§ WHAT TO DO
Repeat everything in the material exactly.

□ □ □ □ □

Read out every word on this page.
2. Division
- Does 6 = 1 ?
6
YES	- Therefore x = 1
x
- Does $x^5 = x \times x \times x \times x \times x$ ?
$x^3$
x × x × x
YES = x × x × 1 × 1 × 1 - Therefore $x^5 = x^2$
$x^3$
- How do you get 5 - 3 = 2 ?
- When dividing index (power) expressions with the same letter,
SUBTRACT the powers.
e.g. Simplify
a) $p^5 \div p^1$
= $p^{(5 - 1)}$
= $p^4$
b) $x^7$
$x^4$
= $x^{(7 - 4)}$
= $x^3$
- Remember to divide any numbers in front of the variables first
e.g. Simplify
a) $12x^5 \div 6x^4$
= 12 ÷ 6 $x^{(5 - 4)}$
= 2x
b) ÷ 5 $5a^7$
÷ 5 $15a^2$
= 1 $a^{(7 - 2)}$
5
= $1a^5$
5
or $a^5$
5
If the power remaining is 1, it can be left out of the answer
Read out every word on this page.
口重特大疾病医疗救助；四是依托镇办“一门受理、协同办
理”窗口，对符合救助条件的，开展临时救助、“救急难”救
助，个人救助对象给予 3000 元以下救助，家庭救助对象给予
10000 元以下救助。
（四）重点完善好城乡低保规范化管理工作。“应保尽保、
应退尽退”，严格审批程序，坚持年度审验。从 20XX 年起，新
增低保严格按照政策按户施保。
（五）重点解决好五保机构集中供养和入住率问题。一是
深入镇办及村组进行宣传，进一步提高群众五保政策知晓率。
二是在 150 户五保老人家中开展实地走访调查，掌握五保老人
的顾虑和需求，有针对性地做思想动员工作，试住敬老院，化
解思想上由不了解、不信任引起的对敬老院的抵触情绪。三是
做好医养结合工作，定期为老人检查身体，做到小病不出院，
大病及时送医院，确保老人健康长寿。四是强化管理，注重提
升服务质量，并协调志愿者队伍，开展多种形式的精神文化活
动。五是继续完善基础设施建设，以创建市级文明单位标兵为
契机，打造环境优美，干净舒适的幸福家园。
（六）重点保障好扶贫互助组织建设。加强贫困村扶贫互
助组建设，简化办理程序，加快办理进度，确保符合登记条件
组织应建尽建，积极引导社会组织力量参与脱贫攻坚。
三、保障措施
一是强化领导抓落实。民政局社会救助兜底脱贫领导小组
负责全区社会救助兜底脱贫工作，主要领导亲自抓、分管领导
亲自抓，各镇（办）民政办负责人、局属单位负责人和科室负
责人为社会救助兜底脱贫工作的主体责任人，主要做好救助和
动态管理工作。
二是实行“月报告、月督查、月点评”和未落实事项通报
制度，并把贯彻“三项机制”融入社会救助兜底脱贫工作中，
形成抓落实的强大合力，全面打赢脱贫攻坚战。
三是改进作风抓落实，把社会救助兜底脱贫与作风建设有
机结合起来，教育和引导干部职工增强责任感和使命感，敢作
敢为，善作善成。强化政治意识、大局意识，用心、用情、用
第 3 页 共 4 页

□ □ □ □ □

§ RESPONSE FOR THIS EXERCISE
Read out every word on this page.
2. Division
- Does 6 = 1 ?
6
YES	- Therefore x = 1
x
- Does $x^5 = x \times x \times x \times x \times x$ ?
$x^3$
x × x × x
YES = x × x × 1 × 1 × 1 - Therefore $x^5 = x^2$
$x^3$
- How do you get 5 - 3 = 2 ?
- When dividing index (power) expressions with the same letter,
SUBTRACT the powers.
e.g. Simplify
a) $p^5 \div p^1$
= $p^{(5 - 1)}$
= $p^4$
b) $x^7$
$x^4$
= $x^{(7 - 4)}$
= $x^3$
- Remember to divide any numbers in front of the variables first
e.g. Simplify
a) $12x^5 \div 6x^4$
= 12 ÷ 6 $x^{(5 - 4)}$
= 2x
b) ÷ 5 $5a^7$
÷ 5 $15a^2$
= 1 $a^{(7 - 2)}$
5
= $1a^5$
5
or $a^5$
5
If the power remaining is 1, it can be left out of the answer
Read out every word on this page.
口重特大疾病医疗救助；四是依托镇办“一门受理、协同办
理”窗口，对符合救助条件的，开展临时救助、“救急难”救
助，个人救助对象给予 3000 元以下救助，家庭救助对象给予
10000 元以下救助。
（四）重点完善好城乡低保规范化管理工作。“应保尽保、
应退尽退”，严格审批程序，坚持年度审验。从 20XX 年起，新
增低保严格按照政策按户施保。
（五）重点解决好五保机构集中供养和入住率问题。一是
深入镇办及村组进行宣传，进一步提高群众五保政策知晓率。
二是在 150 户五保老人家中开展实地走访调查，掌握五保老人
的顾虑和需求，有针对性地做思想动员工作，试住敬老院，化
解思想上由不了解、不信任引起的对敬老院的抵触情绪。三是
做好医养结合工作，定期为老人检查身体，做到小病不出院，
大病及时送医院，确保老人健康长寿。四是强化管理，注重提
升服务质量，并协调志愿者队伍，开展多种形式的精神文化活
动。五是继续完善基础设施建设，以创建市级文明单位标兵为
契机，打造环境优美，干净舒适的幸福家园。
（六）重点保障好扶贫互助组织建设。加强贫困村扶贫互
助组建设，简化办理程序，加快办理进度，确保符合登记条件
组织应建尽建，积极引导社会组织力量参与脱贫攻坚。
三、保障措施
一是强化领导抓落实。民政局社会救助兜底脱贫领导小组
负责全区社会救助兜底脱贫工作，主要领导亲自抓、分管领导
亲自抓，各镇（办）民政办负责人、局属单位负责人和科室负
责人为社会救助兜底脱贫工作的主体责任人，主要做好救助和
动态管理工作。
二是实行“月报告、月督查、月点评”和未落实事项通报
制度，并把贯彻“三项机制”融入社会救助兜底脱贫工作中，
形成抓落实的强大合力，全面打赢脱贫攻坚战。
三是改进作风抓落实，把社会救助兜底脱贫与作风建设有
机结合起来，教育和引导干部职工增强责任感和使命感，敢作
敢为，善作善成。强化政治意识、大局意识，用心、用情、用
第 3 页 共 4 页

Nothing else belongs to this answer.